>> Begin

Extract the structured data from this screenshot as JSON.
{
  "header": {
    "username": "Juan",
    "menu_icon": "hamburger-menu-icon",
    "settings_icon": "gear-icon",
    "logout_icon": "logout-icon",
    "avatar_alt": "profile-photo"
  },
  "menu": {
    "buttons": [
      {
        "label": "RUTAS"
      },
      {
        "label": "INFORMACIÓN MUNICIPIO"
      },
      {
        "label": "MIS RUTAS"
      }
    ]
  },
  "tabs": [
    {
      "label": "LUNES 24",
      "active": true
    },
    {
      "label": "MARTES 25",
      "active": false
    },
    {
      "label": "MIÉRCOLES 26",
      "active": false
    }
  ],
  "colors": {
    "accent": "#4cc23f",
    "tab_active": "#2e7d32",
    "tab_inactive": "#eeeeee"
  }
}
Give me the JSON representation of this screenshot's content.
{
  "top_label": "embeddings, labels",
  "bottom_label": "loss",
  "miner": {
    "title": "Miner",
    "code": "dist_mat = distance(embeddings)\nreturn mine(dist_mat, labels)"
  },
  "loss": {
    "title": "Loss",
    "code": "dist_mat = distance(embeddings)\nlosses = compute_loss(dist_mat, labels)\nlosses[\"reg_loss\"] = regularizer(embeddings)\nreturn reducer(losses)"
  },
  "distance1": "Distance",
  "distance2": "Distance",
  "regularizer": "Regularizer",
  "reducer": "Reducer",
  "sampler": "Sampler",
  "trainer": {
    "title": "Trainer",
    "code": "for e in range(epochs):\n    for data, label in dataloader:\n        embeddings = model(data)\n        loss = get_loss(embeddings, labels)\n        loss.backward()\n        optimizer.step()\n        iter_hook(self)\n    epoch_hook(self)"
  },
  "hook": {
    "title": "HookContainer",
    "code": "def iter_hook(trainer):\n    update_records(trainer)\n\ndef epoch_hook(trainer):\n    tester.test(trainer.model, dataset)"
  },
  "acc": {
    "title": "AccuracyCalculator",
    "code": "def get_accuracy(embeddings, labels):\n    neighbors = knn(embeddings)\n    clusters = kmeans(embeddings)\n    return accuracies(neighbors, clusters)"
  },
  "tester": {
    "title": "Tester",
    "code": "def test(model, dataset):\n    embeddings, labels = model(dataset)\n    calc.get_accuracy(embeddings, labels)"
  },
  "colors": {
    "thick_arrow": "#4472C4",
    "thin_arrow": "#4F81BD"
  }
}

>> End

## Exercise description
Each record above should be repeated exactly as it appears.

## Solution for this exercise
Extract the structured data from this screenshot as JSON.
{
  "header": {
    "username": "Juan",
    "menu_icon": "hamburger-menu-icon",
    "settings_icon": "gear-icon",
    "logout_icon": "logout-icon",
    "avatar_alt": "profile-photo"
  },
  "menu": {
    "buttons": [
      {
        "label": "RUTAS"
      },
      {
        "label": "INFORMACIÓN MUNICIPIO"
      },
      {
        "label": "MIS RUTAS"
      }
    ]
  },
  "tabs": [
    {
      "label": "LUNES 24",
      "active": true
    },
    {
      "label": "MARTES 25",
      "active": false
    },
    {
      "label": "MIÉRCOLES 26",
      "active": false
    }
  ],
  "colors": {
    "accent": "#4cc23f",
    "tab_active": "#2e7d32",
    "tab_inactive": "#eeeeee"
  }
}
Give me the JSON representation of this screenshot's content.
{
  "top_label": "embeddings, labels",
  "bottom_label": "loss",
  "miner": {
    "title": "Miner",
    "code": "dist_mat = distance(embeddings)\nreturn mine(dist_mat, labels)"
  },
  "loss": {
    "title": "Loss",
    "code": "dist_mat = distance(embeddings)\nlosses = compute_loss(dist_mat, labels)\nlosses[\"reg_loss\"] = regularizer(embeddings)\nreturn reducer(losses)"
  },
  "distance1": "Distance",
  "distance2": "Distance",
  "regularizer": "Regularizer",
  "reducer": "Reducer",
  "sampler": "Sampler",
  "trainer": {
    "title": "Trainer",
    "code": "for e in range(epochs):\n    for data, label in dataloader:\n        embeddings = model(data)\n        loss = get_loss(embeddings, labels)\n        loss.backward()\n        optimizer.step()\n        iter_hook(self)\n    epoch_hook(self)"
  },
  "hook": {
    "title": "HookContainer",
    "code": "def iter_hook(trainer):\n    update_records(trainer)\n\ndef epoch_hook(trainer):\n    tester.test(trainer.model, dataset)"
  },
  "acc": {
    "title": "AccuracyCalculator",
    "code": "def get_accuracy(embeddings, labels):\n    neighbors = knn(embeddings)\n    clusters = kmeans(embeddings)\n    return accuracies(neighbors, clusters)"
  },
  "tester": {
    "title": "Tester",
    "code": "def test(model, dataset):\n    embeddings, labels = model(dataset)\n    calc.get_accuracy(embeddings, labels)"
  },
  "colors": {
    "thick_arrow": "#4472C4",
    "thin_arrow": "#4F81BD"
  }
}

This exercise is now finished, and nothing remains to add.